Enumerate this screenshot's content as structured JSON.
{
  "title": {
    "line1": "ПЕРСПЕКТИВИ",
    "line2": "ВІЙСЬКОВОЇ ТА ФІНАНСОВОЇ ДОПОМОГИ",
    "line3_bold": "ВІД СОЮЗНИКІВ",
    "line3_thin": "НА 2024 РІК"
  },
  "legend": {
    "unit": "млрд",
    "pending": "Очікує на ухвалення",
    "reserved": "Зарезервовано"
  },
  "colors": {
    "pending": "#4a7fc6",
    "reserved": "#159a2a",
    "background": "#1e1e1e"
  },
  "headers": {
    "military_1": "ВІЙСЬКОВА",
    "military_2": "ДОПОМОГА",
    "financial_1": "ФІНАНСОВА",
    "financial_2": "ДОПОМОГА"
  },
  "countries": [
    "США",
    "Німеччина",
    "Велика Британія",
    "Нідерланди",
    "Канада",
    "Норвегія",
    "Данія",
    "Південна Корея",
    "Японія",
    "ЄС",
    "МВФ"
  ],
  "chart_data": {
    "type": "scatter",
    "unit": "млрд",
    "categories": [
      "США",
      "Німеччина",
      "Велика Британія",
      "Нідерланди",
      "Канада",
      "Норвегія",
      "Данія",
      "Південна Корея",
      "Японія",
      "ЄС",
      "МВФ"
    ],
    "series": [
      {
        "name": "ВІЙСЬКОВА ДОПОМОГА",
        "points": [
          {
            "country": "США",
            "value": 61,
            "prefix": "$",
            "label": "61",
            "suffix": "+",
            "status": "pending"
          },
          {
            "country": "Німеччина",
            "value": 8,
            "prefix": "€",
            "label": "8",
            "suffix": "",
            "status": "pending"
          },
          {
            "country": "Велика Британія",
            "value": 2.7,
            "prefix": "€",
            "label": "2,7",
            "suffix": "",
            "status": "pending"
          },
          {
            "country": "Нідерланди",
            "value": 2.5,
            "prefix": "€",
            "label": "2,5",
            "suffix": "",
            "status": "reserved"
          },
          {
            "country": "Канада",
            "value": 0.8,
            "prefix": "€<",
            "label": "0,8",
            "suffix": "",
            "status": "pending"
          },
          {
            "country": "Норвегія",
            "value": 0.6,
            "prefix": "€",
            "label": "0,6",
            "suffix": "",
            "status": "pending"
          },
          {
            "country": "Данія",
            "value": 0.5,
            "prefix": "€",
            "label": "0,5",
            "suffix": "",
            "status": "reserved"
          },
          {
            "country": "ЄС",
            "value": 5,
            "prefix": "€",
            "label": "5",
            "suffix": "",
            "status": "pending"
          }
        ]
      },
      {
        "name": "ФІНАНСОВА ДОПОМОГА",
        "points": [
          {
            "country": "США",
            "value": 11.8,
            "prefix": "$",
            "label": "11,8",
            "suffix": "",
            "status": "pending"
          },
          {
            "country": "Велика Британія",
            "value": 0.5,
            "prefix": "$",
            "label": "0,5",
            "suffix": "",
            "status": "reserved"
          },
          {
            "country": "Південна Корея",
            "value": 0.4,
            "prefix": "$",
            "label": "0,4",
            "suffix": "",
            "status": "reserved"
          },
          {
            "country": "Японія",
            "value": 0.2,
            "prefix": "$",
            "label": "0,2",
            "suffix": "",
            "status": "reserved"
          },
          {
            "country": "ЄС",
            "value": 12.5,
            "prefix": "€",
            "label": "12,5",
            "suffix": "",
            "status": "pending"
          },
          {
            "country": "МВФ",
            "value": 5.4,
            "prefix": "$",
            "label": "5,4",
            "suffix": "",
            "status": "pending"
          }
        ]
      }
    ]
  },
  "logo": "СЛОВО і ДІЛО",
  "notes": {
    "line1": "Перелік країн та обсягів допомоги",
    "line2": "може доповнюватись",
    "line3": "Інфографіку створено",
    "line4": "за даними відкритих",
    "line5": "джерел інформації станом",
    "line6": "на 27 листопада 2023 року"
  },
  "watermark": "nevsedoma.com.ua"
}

^^^^^^^^^^^^^^^^

Output the records exactly, including every line.

Enumerate this screenshot's content as structured JSON.
{
  "title": {
    "line1": "ПЕРСПЕКТИВИ",
    "line2": "ВІЙСЬКОВОЇ ТА ФІНАНСОВОЇ ДОПОМОГИ",
    "line3_bold": "ВІД СОЮЗНИКІВ",
    "line3_thin": "НА 2024 РІК"
  },
  "legend": {
    "unit": "млрд",
    "pending": "Очікує на ухвалення",
    "reserved": "Зарезервовано"
  },
  "colors": {
    "pending": "#4a7fc6",
    "reserved": "#159a2a",
    "background": "#1e1e1e"
  },
  "headers": {
    "military_1": "ВІЙСЬКОВА",
    "military_2": "ДОПОМОГА",
    "financial_1": "ФІНАНСОВА",
    "financial_2": "ДОПОМОГА"
  },
  "countries": [
    "США",
    "Німеччина",
    "Велика Британія",
    "Нідерланди",
    "Канада",
    "Норвегія",
    "Данія",
    "Південна Корея",
    "Японія",
    "ЄС",
    "МВФ"
  ],
  "chart_data": {
    "type": "scatter",
    "unit": "млрд",
    "categories": [
      "США",
      "Німеччина",
      "Велика Британія",
      "Нідерланди",
      "Канада",
      "Норвегія",
      "Данія",
      "Південна Корея",
      "Японія",
      "ЄС",
      "МВФ"
    ],
    "series": [
      {
        "name": "ВІЙСЬКОВА ДОПОМОГА",
        "points": [
          {
            "country": "США",
            "value": 61,
            "prefix": "$",
            "label": "61",
            "suffix": "+",
            "status": "pending"
          },
          {
            "country": "Німеччина",
            "value": 8,
            "prefix": "€",
            "label": "8",
            "suffix": "",
            "status": "pending"
          },
          {
            "country": "Велика Британія",
            "value": 2.7,
            "prefix": "€",
            "label": "2,7",
            "suffix": "",
            "status": "pending"
          },
          {
            "country": "Нідерланди",
            "value": 2.5,
            "prefix": "€",
            "label": "2,5",
            "suffix": "",
            "status": "reserved"
          },
          {
            "country": "Канада",
            "value": 0.8,
            "prefix": "€<",
            "label": "0,8",
            "suffix": "",
            "status": "pending"
          },
          {
            "country": "Норвегія",
            "value": 0.6,
            "prefix": "€",
            "label": "0,6",
            "suffix": "",
            "status": "pending"
          },
          {
            "country": "Данія",
            "value": 0.5,
            "prefix": "€",
            "label": "0,5",
            "suffix": "",
            "status": "reserved"
          },
          {
            "country": "ЄС",
            "value": 5,
            "prefix": "€",
            "label": "5",
            "suffix": "",
            "status": "pending"
          }
        ]
      },
      {
        "name": "ФІНАНСОВА ДОПОМОГА",
        "points": [
          {
            "country": "США",
            "value": 11.8,
            "prefix": "$",
            "label": "11,8",
            "suffix": "",
            "status": "pending"
          },
          {
            "country": "Велика Британія",
            "value": 0.5,
            "prefix": "$",
            "label": "0,5",
            "suffix": "",
            "status": "reserved"
          },
          {
            "country": "Південна Корея",
            "value": 0.4,
            "prefix": "$",
            "label": "0,4",
            "suffix": "",
            "status": "reserved"
          },
          {
            "country": "Японія",
            "value": 0.2,
            "prefix": "$",
            "label": "0,2",
            "suffix": "",
            "status": "reserved"
          },
          {
            "country": "ЄС",
            "value": 12.5,
            "prefix": "€",
            "label": "12,5",
            "suffix": "",
            "status": "pending"
          },
          {
            "country": "МВФ",
            "value": 5.4,
            "prefix": "$",
            "label": "5,4",
            "suffix": "",
            "status": "pending"
          }
        ]
      }
    ]
  },
  "logo": "СЛОВО і ДІЛО",
  "notes": {
    "line1": "Перелік країн та обсягів допомоги",
    "line2": "може доповнюватись",
    "line3": "Інфографіку створено",
    "line4": "за даними відкритих",
    "line5": "джерел інформації станом",
    "line6": "на 27 листопада 2023 року"
  },
  "watermark": "nevsedoma.com.ua"
}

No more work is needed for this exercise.